--- Documento fuente ---
+ + +
Sin embargo, algunos críticos aseguran que estos productos podrían presentar mayores riesgos medioambientales y sanitarios que los cultivos transgénicos.

En la actualidad, la mayor parte de la insulina se produce con bacterias modificadas por vía genética, dentro de tanques sellados.

La nueva técnica, no obstante, depende de plantas que crecen en campos abiertos.

Carthamus tinctorius

Sembiosys obtiene la insulina a partir de una planta oleaginosa poco usada, el Carthamus tinctorius, conocido comúnmente como cártamo, cártamo alazor, alazor, alazor bastardo, azafrán bastardo, falso azafrán y azafranillo, entre otros nombres.

La planta se está cultivando de forma experimental en campos de Chile, Canadá y Estados Unidos.

Para reducir el riesgo de que los genes que producen la insulina pasen a otras plantas, los cultivos se realizan fuera de las estaciones normales de siembra.

Sembiosys dice que habrá una “explosión” en la demanda de insulina debido al número creciente de diabéticos.

Además, algunos métodos nuevos de suministro del fármaco, como la inhalación, requieren más insulina por dosis que las inyecciones.

Demanda global

El director ejecutivo de la compañía dijo que bastaría con un gran terreno en Norteamérica dedicado al cultivo de su Carthamus tinctorius para satisfacer la demanda global de insulina.

El tabaco modificado tiene un gen fluorescente.Según él, los precios del fármaco se reducirán considerablemente.

Si la empresa puede demostrar que la insulina producida mediante plantas es idéntica a la insulina humana, no tendría que someterse a los largos y costosos procesos de ensayos clínicos completos.
+ + +
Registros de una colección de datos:
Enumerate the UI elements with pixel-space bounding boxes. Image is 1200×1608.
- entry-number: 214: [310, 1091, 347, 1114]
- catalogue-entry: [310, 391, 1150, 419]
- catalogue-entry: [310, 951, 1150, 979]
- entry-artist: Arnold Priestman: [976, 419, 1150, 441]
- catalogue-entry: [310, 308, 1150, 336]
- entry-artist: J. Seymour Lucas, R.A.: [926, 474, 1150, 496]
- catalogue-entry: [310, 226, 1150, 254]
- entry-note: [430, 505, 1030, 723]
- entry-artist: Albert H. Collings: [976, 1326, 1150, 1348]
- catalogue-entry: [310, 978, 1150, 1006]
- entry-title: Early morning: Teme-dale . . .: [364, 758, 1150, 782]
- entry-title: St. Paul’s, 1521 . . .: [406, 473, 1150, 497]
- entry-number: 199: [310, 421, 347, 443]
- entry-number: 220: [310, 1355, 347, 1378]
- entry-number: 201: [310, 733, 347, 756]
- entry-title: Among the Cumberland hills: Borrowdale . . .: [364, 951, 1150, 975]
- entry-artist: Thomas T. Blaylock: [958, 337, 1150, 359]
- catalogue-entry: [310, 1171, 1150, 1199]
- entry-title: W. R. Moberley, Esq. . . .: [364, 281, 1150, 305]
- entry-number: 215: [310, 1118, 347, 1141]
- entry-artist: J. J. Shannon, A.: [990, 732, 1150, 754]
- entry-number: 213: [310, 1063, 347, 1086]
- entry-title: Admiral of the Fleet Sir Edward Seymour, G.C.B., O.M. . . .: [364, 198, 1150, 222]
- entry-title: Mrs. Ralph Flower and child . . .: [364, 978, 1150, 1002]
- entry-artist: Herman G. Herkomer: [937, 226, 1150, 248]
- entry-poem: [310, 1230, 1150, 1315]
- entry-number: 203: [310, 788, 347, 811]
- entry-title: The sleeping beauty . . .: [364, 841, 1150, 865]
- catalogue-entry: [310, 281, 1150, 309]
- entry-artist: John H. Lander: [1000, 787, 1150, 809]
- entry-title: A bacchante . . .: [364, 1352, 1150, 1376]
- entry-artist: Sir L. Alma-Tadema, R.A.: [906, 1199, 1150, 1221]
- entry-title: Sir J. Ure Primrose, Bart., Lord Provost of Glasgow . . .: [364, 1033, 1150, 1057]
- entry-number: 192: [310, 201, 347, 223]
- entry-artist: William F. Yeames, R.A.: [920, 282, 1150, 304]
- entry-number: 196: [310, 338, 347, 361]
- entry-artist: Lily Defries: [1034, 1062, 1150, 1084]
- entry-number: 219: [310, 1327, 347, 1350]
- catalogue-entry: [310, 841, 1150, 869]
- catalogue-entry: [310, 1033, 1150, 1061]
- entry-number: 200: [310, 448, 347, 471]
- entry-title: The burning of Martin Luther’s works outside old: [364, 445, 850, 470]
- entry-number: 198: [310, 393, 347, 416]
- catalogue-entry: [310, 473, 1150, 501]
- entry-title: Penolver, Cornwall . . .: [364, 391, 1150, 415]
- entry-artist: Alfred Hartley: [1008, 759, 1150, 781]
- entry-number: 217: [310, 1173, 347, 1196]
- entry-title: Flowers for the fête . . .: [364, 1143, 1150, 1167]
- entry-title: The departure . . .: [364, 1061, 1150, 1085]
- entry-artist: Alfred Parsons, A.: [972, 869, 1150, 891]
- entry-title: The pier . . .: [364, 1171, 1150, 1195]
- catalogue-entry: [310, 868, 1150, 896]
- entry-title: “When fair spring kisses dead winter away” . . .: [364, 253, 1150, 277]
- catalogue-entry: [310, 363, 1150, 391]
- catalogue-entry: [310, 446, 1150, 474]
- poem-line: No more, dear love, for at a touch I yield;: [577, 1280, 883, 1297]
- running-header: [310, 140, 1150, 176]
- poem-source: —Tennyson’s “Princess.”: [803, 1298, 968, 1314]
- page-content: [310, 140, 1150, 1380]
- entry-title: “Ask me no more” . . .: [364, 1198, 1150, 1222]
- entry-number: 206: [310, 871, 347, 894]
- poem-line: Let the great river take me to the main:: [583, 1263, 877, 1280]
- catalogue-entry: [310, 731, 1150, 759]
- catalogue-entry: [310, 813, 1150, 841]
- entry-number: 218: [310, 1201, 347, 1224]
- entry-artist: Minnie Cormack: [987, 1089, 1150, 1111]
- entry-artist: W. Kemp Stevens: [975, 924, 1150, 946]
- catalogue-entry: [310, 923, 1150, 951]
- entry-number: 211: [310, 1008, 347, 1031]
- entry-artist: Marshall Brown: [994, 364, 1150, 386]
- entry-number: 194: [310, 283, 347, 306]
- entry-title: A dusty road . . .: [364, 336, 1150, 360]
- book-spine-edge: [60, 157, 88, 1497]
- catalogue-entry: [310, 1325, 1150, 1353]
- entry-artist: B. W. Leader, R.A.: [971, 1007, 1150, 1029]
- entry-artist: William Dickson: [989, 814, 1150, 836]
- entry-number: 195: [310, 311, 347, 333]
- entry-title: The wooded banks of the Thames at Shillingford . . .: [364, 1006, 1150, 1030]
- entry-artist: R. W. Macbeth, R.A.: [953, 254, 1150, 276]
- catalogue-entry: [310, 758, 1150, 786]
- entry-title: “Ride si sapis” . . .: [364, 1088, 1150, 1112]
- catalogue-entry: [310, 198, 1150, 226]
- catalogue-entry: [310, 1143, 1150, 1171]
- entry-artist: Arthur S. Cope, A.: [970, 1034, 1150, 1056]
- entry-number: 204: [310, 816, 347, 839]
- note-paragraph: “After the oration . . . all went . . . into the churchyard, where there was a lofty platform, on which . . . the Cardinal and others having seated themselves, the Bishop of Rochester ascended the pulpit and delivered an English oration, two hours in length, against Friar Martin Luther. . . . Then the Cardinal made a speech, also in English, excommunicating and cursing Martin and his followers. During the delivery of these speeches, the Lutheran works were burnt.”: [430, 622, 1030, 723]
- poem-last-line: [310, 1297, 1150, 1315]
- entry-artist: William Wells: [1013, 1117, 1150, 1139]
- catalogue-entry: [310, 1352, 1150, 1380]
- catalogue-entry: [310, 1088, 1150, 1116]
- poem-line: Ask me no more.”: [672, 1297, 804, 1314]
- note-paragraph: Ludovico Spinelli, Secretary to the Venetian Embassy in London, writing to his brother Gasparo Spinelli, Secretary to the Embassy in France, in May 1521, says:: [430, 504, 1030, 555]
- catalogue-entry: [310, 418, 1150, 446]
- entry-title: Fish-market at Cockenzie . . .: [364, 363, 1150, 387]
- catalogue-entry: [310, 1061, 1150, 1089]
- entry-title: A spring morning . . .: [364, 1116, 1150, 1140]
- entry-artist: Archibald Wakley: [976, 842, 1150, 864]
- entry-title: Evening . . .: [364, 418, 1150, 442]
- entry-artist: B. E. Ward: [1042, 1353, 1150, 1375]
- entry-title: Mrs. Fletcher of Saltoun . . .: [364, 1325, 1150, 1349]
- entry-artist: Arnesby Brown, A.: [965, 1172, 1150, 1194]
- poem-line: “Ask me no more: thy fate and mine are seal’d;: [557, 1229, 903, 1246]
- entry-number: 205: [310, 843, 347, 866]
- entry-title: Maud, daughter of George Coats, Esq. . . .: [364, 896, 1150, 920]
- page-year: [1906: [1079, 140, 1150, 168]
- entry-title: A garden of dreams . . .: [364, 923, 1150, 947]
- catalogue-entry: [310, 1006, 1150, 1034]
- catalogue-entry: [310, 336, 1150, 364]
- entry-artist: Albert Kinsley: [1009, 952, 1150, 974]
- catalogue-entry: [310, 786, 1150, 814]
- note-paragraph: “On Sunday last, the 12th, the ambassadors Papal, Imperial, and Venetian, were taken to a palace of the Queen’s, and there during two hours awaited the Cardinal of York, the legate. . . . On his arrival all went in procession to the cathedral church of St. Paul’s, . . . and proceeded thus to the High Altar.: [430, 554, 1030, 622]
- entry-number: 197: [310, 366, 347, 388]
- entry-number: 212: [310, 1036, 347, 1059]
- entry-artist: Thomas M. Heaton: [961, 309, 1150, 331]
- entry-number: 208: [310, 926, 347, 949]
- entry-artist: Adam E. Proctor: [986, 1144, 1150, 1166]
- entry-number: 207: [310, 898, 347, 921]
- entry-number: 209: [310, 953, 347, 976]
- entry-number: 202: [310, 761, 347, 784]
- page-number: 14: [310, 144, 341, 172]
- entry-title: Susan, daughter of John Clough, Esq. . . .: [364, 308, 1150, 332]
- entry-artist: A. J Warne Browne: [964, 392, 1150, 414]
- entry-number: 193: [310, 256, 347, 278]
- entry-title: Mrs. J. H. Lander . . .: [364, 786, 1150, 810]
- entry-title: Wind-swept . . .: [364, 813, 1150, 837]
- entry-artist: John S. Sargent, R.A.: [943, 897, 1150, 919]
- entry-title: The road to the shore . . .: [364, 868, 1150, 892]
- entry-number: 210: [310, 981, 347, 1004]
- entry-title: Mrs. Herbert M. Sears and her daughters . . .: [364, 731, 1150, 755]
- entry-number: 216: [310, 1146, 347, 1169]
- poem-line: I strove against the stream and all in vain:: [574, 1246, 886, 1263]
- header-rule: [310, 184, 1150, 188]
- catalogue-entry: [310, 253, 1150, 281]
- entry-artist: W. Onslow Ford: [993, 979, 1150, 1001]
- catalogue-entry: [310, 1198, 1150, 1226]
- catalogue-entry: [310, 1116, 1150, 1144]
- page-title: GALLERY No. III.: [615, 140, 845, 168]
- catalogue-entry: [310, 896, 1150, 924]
+ + +
--- Conjunto de tareas ---
- 1) Indica si cada afirmación coincide con el texto sobre la insulina obtenida de plantas y responde sí o no, citando literalmente las palabras del texto que lo deciden. (a) El cártamo se cultiva de forma experimental en Chile, Canadá y Estados Unidos. (b) Hoy la mayor parte de la insulina se produce en campos abiertos. (c) La inhalación requiere menos insulina por dosis que las inyecciones.
- 2) Traduce al inglés, por favor, esta oración del texto sobre la insulina obtenida de plantas: «Para reducir el riesgo de que los genes que producen la insulina pasen a otras plantas, los cultivos se realizan fuera de las estaciones normales de siembra.»
- 3) Escribe lo que sigue al final del texto sobre la insulina obtenida de plantas, empezando después de su última oración.

--- Respuestas por ítem ---
- 1)
(a) Sí: «La planta se está cultivando de forma experimental en campos de Chile, Canadá y Estados Unidos.»
(b) No: «En la actualidad, la mayor parte de la insulina se produce con bacterias modificadas por vía genética, dentro de tanques sellados.»
(c) No: «requieren más insulina por dosis que las inyecciones».

- 2) To reduce the risk of the genes that produce insulin passing to other plants, the crops are grown outside the normal planting seasons.

- 3)
Baum dijo que ve a su producto como parte de una nueva ola de plantas transgénicas que podrían ayudar a cambiar la opinión pública -especialmente en Europa- a favor de la tecnología.

“Mientras que la primera ola de productos se centraba más bien en el agricultor y en mejorar la economía agrícola, ahora la industria pone un mayor énfasis en productos que respondan de una forma más directa a las necesidades de los consumidores y que los beneficien”, señaló.

Otros cultivos

Paralelamente, en diversas partes del mundo se desarrollan proyectos para producir otros cultivos farmacéuticos.

La oruga fue la primera planta con su genoma decodificado, en 2000.El catedrático Ed Rybicki de la Universidad de Ciudad del Cabo, Sudáfrica, modificó tabaco para crear una vacuna contra el cáncer cervical cuyo objetivo, según dijo, es ayudar a las mujeres del mundo en desarrollo.

También hay planes de producir seda de araña a partir de papas y de fabricar lubricantes no contaminantes para motores, a través de plantas oleaginosas.

Una compañía danesa está incluso tratando de crear plantas que ayuden a limpiar campos minados.

Las flores de una mala hierba, la oruga o arabidopsis (Arabidopsis thaliana), modificada por vía genética, cambiarían de su color blanco normal al rojo, cuando sus raíces absorban residuos de explosivos, lo que indicaría donde se encuentran las minas antipersonales.

Contaminación

Sin embargo, Clare Oxborrow, del grupo ecologista Amigos de la Tierra, dijo que hay mayores riesgos de contaminación con los cultivos farmacéuticos que con las plantas transgénicas destinadas a la alimentación.

Oxborrow destacó que ya se han dado algunos casos.

Una empresa estadounidense, Prodigene, tuvo que pagar una gran multa por errores de este tipo en 2002.

Recientemente han tenido lugar problemas similares con cultivos transgénicos para la alimentación.

Preocupaciones y beneficios

“Ya es bastante preocupante cuando los cultivos están destinados al consumo humano”, dijo Oxborrow.

“Pero el hecho de que un cultivo farmacéutico pueda en el futuro contaminar la cadena alimenticia genera mucha preocupación y interrogantes sobre los riesgos que presentan para la salud humana”, añadió.

Según ella, los beneficios prometidos no son lo suficientemente grandes como para justificar un cambio de la opinión pública.

Oxborrow señaló que al público le interesan otros factores, como el impacto medioambiental, los riesgos sanitarios y el control corporativo de la cadena alimenticia.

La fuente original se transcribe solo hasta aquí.